Begin Records provided

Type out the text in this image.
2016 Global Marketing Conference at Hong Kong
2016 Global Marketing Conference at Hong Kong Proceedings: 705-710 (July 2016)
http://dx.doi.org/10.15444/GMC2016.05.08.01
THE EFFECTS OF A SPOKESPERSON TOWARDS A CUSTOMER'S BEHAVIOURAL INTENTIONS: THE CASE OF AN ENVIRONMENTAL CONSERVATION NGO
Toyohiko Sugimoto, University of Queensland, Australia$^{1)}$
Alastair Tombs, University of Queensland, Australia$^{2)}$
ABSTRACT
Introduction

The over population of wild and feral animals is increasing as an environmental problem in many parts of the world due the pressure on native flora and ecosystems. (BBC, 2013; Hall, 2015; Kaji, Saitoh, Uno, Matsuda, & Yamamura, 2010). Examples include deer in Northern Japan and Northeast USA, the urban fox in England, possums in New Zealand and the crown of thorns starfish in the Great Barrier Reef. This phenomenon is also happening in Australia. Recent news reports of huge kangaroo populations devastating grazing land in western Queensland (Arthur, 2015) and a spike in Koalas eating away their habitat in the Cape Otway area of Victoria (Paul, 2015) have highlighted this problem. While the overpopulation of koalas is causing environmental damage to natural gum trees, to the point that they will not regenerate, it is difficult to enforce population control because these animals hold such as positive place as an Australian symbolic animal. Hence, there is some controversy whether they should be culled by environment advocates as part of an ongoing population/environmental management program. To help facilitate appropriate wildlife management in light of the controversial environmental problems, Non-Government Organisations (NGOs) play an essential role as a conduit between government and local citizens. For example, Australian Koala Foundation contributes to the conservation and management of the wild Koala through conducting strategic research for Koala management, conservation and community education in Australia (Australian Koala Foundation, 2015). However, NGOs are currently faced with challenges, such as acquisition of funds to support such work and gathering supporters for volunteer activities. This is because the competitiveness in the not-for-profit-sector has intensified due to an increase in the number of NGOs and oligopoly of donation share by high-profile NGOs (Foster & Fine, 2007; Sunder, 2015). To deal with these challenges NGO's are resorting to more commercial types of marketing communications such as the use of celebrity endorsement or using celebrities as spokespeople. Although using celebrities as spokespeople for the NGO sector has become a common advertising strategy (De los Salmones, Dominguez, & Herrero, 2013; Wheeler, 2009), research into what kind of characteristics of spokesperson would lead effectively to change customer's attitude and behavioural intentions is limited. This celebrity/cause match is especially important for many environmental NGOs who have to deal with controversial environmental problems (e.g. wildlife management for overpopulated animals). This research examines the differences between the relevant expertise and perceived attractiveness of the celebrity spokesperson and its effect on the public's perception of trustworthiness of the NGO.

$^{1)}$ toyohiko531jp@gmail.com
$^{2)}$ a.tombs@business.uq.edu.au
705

End Records provided

Copy each line that contains the word "Conference".

** Solution **
2016 Global Marketing Conference at Hong Kong
2016 Global Marketing Conference at Hong Kong Proceedings: 705-710 (July 2016)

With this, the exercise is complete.